--- start Material ---
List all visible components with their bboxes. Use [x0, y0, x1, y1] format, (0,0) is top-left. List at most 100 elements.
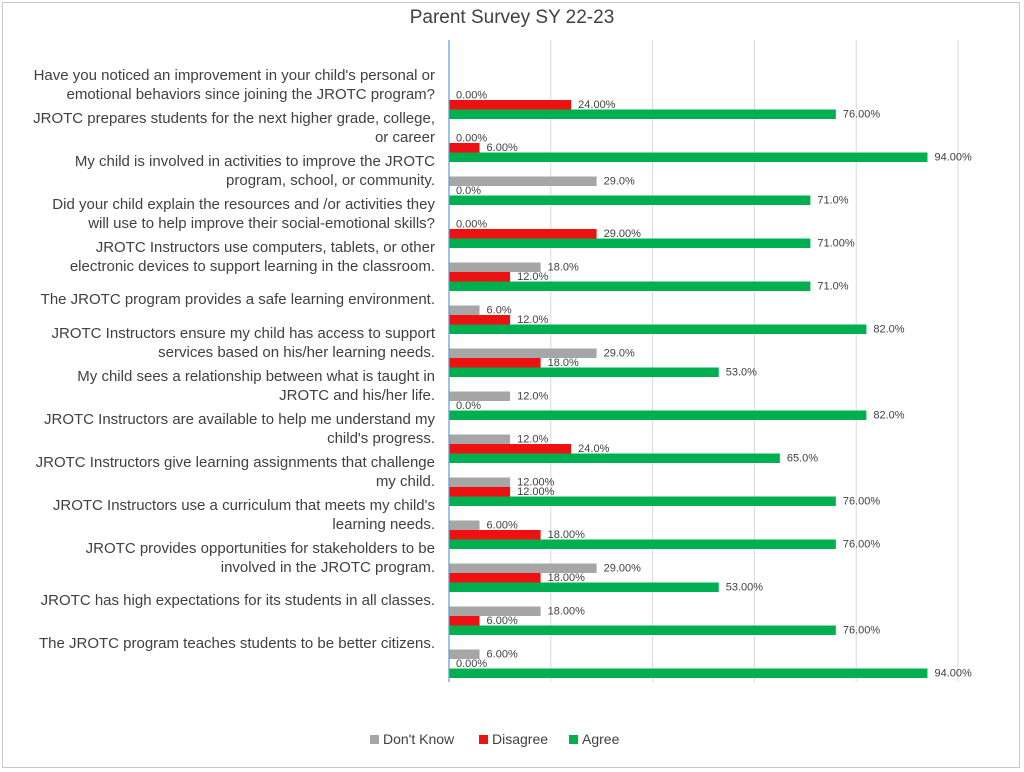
data-label: 29.0% [604, 348, 635, 360]
data-label: 76.00% [843, 625, 881, 637]
data-label: 24.00% [578, 99, 616, 111]
category-label: My child sees a relationship between wha… [77, 368, 435, 404]
category-label: JROTC Instructors use a curriculum that … [53, 497, 435, 533]
data-label: 18.00% [548, 572, 586, 584]
bar-agree [449, 152, 928, 162]
bar-agree [449, 324, 867, 334]
data-label: 71.0% [817, 195, 848, 207]
data-label: 24.0% [578, 443, 609, 455]
data-label: 76.00% [843, 539, 881, 551]
category-label: JROTC has high expectations for its stud… [41, 592, 435, 609]
data-label: 29.0% [604, 176, 635, 188]
chart-title: Parent Survey SY 22-23 [409, 7, 615, 28]
data-label: 53.0% [726, 367, 757, 379]
category-label: JROTC Instructors are available to help … [44, 411, 436, 447]
bar-agree [449, 410, 867, 420]
bar-agree [449, 668, 928, 678]
legend-label: Disagree [492, 731, 548, 747]
bar-agree [449, 625, 836, 635]
bar-don-t-know [449, 563, 597, 573]
bar-disagree [449, 315, 511, 325]
category-label: Have you noticed an improvement in your … [34, 67, 435, 103]
bar-disagree [449, 229, 597, 239]
bar-disagree [449, 444, 572, 454]
data-label: 6.00% [487, 649, 518, 661]
category-label: The JROTC program provides a safe learni… [41, 291, 435, 308]
category-label: JROTC prepares students for the next hig… [33, 110, 435, 146]
legend-swatch [370, 735, 379, 744]
data-label: 6.00% [487, 615, 518, 627]
data-label: 94.00% [934, 152, 972, 164]
data-label: 12.00% [517, 486, 555, 498]
bar-disagree [449, 530, 541, 540]
data-label: 65.0% [787, 453, 818, 465]
data-label: 12.00% [517, 477, 555, 489]
data-label: 18.0% [548, 357, 579, 369]
bar-disagree [449, 100, 572, 110]
bar-agree [449, 238, 811, 248]
bar-disagree [449, 358, 541, 368]
legend-label: Agree [582, 731, 620, 747]
data-label: 76.00% [843, 496, 881, 508]
legend-swatch [569, 735, 578, 744]
category-label: The JROTC program teaches students to be… [39, 635, 435, 652]
data-label: 53.00% [726, 582, 764, 594]
bar-don-t-know [449, 305, 480, 315]
data-label: 0.00% [456, 90, 487, 102]
bar-don-t-know [449, 391, 511, 401]
bar-agree [449, 367, 719, 377]
data-label: 12.0% [517, 271, 548, 283]
bar-disagree [449, 573, 541, 583]
data-label: 71.0% [817, 281, 848, 293]
bar-don-t-know [449, 606, 541, 616]
bar-don-t-know [449, 262, 541, 272]
data-label: 0.0% [456, 185, 481, 197]
data-label: 18.00% [548, 529, 586, 541]
bar-agree [449, 496, 836, 506]
data-label: 18.0% [548, 262, 579, 274]
data-label: 82.0% [873, 324, 904, 336]
data-label: 6.0% [487, 305, 512, 317]
bar-don-t-know [449, 348, 597, 358]
bar-don-t-know [449, 649, 480, 659]
bar-don-t-know [449, 434, 511, 444]
data-label: 94.00% [934, 668, 972, 680]
bar-don-t-know [449, 520, 480, 530]
data-label: 71.00% [817, 238, 855, 250]
bar-agree [449, 195, 811, 205]
category-label: JROTC provides opportunities for stakeho… [86, 540, 435, 576]
category-label: JROTC Instructors give learning assignme… [36, 454, 435, 490]
data-label: 0.00% [456, 658, 487, 670]
bar-disagree [449, 487, 511, 497]
bar-disagree [449, 616, 480, 626]
bar-disagree [449, 272, 511, 282]
bar-agree [449, 281, 811, 291]
bar-don-t-know [449, 477, 511, 487]
data-label: 0.00% [456, 133, 487, 145]
data-label: 29.00% [604, 563, 642, 575]
data-label: 76.00% [843, 109, 881, 121]
category-label: JROTC Instructors ensure my child has ac… [52, 325, 436, 361]
data-label: 18.00% [548, 606, 586, 618]
bar-agree [449, 539, 836, 549]
bar-agree [449, 109, 836, 119]
data-label: 82.0% [873, 410, 904, 422]
data-label: 0.00% [456, 219, 487, 231]
bar-don-t-know [449, 176, 597, 186]
data-label: 12.0% [517, 391, 548, 403]
data-label: 6.00% [487, 142, 518, 154]
category-label: My child is involved in activities to im… [75, 153, 435, 189]
category-label: JROTC Instructors use computers, tablets… [70, 239, 435, 275]
bar-agree [449, 582, 719, 592]
bar-agree [449, 453, 780, 463]
data-label: 6.00% [487, 520, 518, 532]
category-label: Did your child explain the resources and… [52, 196, 435, 232]
bar-disagree [449, 143, 480, 153]
data-label: 29.00% [604, 228, 642, 240]
data-label: 12.0% [517, 434, 548, 446]
data-label: 0.0% [456, 400, 481, 412]
legend-swatch [479, 735, 488, 744]
data-label: 12.0% [517, 314, 548, 326]
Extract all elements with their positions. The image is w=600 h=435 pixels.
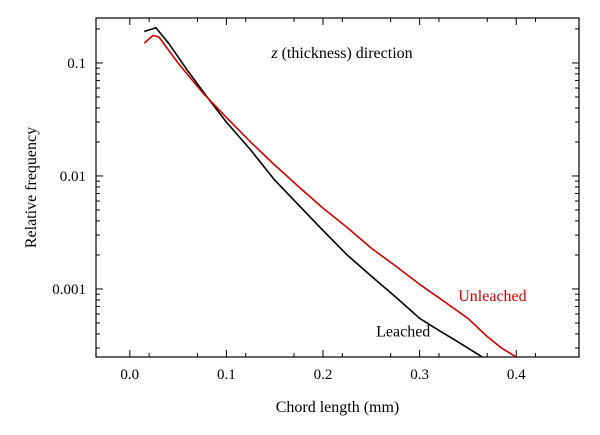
- x-tick-label: 0.3: [410, 367, 429, 383]
- series-line-leached: [144, 26, 483, 357]
- annotation-rest: (thickness) direction: [278, 45, 413, 62]
- y-tick-label: 0.01: [60, 169, 86, 185]
- series-label-unleached: Unleached: [458, 288, 526, 305]
- series-layer: [143, 26, 517, 357]
- x-tick-label: 0.2: [314, 367, 333, 383]
- y-tick-label: 0.1: [67, 56, 86, 72]
- x-tick-label: 0.4: [507, 367, 526, 383]
- x-tick-label: 0.0: [120, 367, 139, 383]
- chart-annotation: z (thickness) direction: [270, 45, 412, 62]
- annotation-italic: z: [270, 45, 278, 62]
- series-label-leached: Leached: [376, 323, 430, 340]
- tick-layer: 0.0 0.1 0.2 0.3 0.4 0.1 0.01 0.001: [52, 18, 579, 383]
- series-label-layer: Leached Unleached: [376, 288, 527, 340]
- x-tick-label: 0.1: [217, 367, 236, 383]
- y-tick-label: 0.001: [52, 282, 86, 298]
- plot-area: 0.0 0.1 0.2 0.3 0.4 0.1 0.01 0.001: [52, 17, 580, 383]
- plot-frame: [95, 17, 580, 358]
- series-line-unleached: [143, 34, 517, 357]
- y-axis-title: Relative frequency: [23, 127, 40, 248]
- x-axis-title: Chord length (mm): [276, 399, 400, 416]
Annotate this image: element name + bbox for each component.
--- end Material ---
> [Task details]: Reproduce verbatim the lines of the items beginning at the line containing "- x-tick-label: 0.3: [410, 367, 429, 383]" and running through the final line of the items, both ends included.

> [Result of the task]:
- x-tick-label: 0.3: [410, 367, 429, 383]
- series-line-leached: [144, 26, 483, 357]
- annotation-rest: (thickness) direction: [278, 45, 413, 62]
- y-tick-label: 0.01: [60, 169, 86, 185]
- series-label-unleached: Unleached: [458, 288, 526, 305]
- series-layer: [143, 26, 517, 357]
- x-tick-label: 0.2: [314, 367, 333, 383]
- y-tick-label: 0.1: [67, 56, 86, 72]
- x-tick-label: 0.4: [507, 367, 526, 383]
- x-tick-label: 0.0: [120, 367, 139, 383]
- chart-annotation: z (thickness) direction: [270, 45, 412, 62]
- annotation-italic: z: [270, 45, 278, 62]
- series-label-leached: Leached: [376, 323, 430, 340]
- tick-layer: 0.0 0.1 0.2 0.3 0.4 0.1 0.01 0.001: [52, 18, 579, 383]
- series-label-layer: Leached Unleached: [376, 288, 527, 340]
- x-tick-label: 0.1: [217, 367, 236, 383]
- y-tick-label: 0.001: [52, 282, 86, 298]
- plot-area: 0.0 0.1 0.2 0.3 0.4 0.1 0.01 0.001: [52, 17, 580, 383]
- plot-frame: [95, 17, 580, 358]
- series-line-unleached: [143, 34, 517, 357]
- y-axis-title: Relative frequency: [23, 127, 40, 248]
- x-axis-title: Chord length (mm): [276, 399, 400, 416]
Annotate this image: element name + bbox for each component.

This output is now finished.